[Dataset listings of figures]

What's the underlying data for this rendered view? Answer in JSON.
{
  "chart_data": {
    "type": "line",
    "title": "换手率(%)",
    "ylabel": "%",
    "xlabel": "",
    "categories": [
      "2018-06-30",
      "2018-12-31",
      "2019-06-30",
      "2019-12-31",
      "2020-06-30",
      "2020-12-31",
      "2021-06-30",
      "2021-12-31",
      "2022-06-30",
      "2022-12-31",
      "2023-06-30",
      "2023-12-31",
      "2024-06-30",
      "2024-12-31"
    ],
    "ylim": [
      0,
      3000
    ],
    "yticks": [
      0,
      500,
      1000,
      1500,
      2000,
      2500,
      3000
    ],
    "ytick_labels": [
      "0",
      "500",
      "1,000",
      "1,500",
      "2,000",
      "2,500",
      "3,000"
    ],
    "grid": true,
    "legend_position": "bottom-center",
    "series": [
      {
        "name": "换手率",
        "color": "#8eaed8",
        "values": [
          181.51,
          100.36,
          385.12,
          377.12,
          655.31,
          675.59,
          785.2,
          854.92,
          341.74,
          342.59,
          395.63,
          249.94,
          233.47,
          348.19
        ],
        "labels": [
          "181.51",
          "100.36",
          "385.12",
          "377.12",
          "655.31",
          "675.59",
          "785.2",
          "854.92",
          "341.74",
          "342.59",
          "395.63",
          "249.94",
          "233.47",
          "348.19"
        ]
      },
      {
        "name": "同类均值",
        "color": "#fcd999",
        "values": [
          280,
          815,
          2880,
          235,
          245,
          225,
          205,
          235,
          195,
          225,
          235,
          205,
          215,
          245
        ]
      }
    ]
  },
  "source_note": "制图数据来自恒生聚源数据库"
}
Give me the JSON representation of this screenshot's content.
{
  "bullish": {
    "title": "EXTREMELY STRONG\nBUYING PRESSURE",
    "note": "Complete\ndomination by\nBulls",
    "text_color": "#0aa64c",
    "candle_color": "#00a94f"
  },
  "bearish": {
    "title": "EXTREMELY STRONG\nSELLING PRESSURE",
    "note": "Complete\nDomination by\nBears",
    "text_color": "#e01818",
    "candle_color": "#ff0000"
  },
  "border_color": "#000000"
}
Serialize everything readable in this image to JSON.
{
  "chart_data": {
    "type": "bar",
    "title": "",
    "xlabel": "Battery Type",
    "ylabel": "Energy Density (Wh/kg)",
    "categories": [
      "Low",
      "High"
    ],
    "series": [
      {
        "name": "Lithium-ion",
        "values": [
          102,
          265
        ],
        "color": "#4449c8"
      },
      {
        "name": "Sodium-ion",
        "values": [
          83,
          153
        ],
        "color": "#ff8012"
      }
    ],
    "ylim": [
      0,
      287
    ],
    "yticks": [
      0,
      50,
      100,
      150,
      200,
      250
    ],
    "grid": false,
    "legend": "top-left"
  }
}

[PROBLEM DESCRIPTION]
Exactly as written, give the line containing "Serialize everything readable" and all remaining lines of the records.

[FINISHED ANSWER]
Serialize everything readable in this image to JSON.
{
  "chart_data": {
    "type": "bar",
    "title": "",
    "xlabel": "Battery Type",
    "ylabel": "Energy Density (Wh/kg)",
    "categories": [
      "Low",
      "High"
    ],
    "series": [
      {
        "name": "Lithium-ion",
        "values": [
          102,
          265
        ],
        "color": "#4449c8"
      },
      {
        "name": "Sodium-ion",
        "values": [
          83,
          153
        ],
        "color": "#ff8012"
      }
    ],
    "ylim": [
      0,
      287
    ],
    "yticks": [
      0,
      50,
      100,
      150,
      200,
      250
    ],
    "grid": false,
    "legend": "top-left"
  }
}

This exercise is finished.